Lines of data
= = = =
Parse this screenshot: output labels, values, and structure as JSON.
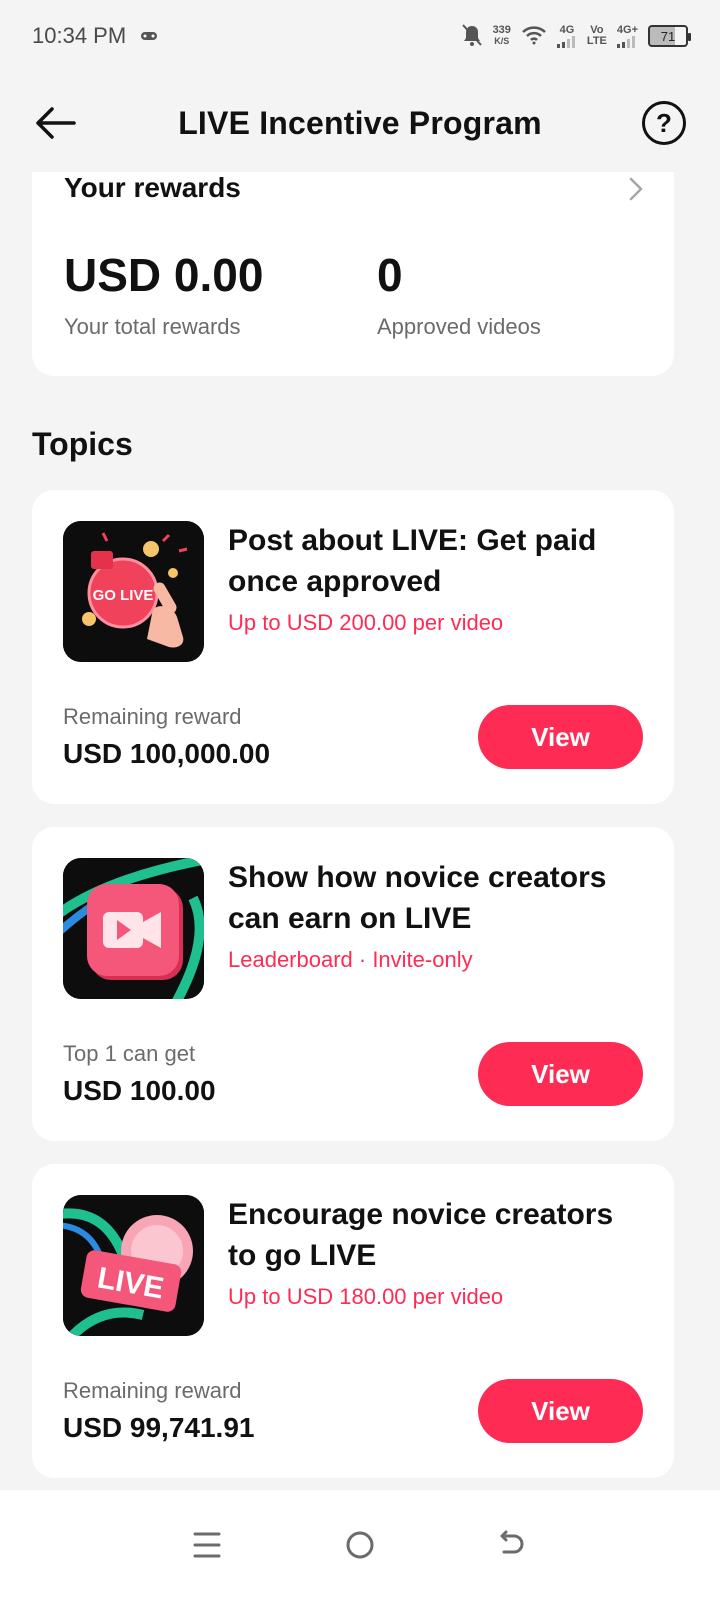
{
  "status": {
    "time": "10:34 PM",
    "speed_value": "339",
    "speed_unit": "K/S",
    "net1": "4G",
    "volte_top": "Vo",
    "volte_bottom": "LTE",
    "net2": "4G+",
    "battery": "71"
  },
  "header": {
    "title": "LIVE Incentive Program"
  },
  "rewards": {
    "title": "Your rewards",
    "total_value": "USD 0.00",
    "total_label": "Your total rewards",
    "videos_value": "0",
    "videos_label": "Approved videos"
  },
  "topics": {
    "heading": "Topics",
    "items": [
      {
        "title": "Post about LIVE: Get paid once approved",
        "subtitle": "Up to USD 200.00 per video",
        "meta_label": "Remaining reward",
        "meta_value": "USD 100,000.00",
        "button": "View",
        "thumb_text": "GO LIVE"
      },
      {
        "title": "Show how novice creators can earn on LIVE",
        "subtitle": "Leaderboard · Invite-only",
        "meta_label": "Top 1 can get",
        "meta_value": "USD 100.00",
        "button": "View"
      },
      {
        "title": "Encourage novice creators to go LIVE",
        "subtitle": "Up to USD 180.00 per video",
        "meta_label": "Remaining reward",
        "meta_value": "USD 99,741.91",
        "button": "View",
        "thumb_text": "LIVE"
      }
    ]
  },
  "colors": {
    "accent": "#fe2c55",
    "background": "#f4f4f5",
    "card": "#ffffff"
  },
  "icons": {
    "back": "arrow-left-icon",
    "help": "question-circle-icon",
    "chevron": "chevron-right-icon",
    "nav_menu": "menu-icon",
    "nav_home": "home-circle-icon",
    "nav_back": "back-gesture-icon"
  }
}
= = = =
Leave the images out, please, and restate each line word for word.

**Answer to the problem:**
Parse this screenshot: output labels, values, and structure as JSON.
{
  "status": {
    "time": "10:34 PM",
    "speed_value": "339",
    "speed_unit": "K/S",
    "net1": "4G",
    "volte_top": "Vo",
    "volte_bottom": "LTE",
    "net2": "4G+",
    "battery": "71"
  },
  "header": {
    "title": "LIVE Incentive Program"
  },
  "rewards": {
    "title": "Your rewards",
    "total_value": "USD 0.00",
    "total_label": "Your total rewards",
    "videos_value": "0",
    "videos_label": "Approved videos"
  },
  "topics": {
    "heading": "Topics",
    "items": [
      {
        "title": "Post about LIVE: Get paid once approved",
        "subtitle": "Up to USD 200.00 per video",
        "meta_label": "Remaining reward",
        "meta_value": "USD 100,000.00",
        "button": "View",
        "thumb_text": "GO LIVE"
      },
      {
        "title": "Show how novice creators can earn on LIVE",
        "subtitle": "Leaderboard · Invite-only",
        "meta_label": "Top 1 can get",
        "meta_value": "USD 100.00",
        "button": "View"
      },
      {
        "title": "Encourage novice creators to go LIVE",
        "subtitle": "Up to USD 180.00 per video",
        "meta_label": "Remaining reward",
        "meta_value": "USD 99,741.91",
        "button": "View",
        "thumb_text": "LIVE"
      }
    ]
  },
  "colors": {
    "accent": "#fe2c55",
    "background": "#f4f4f5",
    "card": "#ffffff"
  },
  "icons": {
    "back": "arrow-left-icon",
    "help": "question-circle-icon",
    "chevron": "chevron-right-icon",
    "nav_menu": "menu-icon",
    "nav_home": "home-circle-icon",
    "nav_back": "back-gesture-icon"
  }
}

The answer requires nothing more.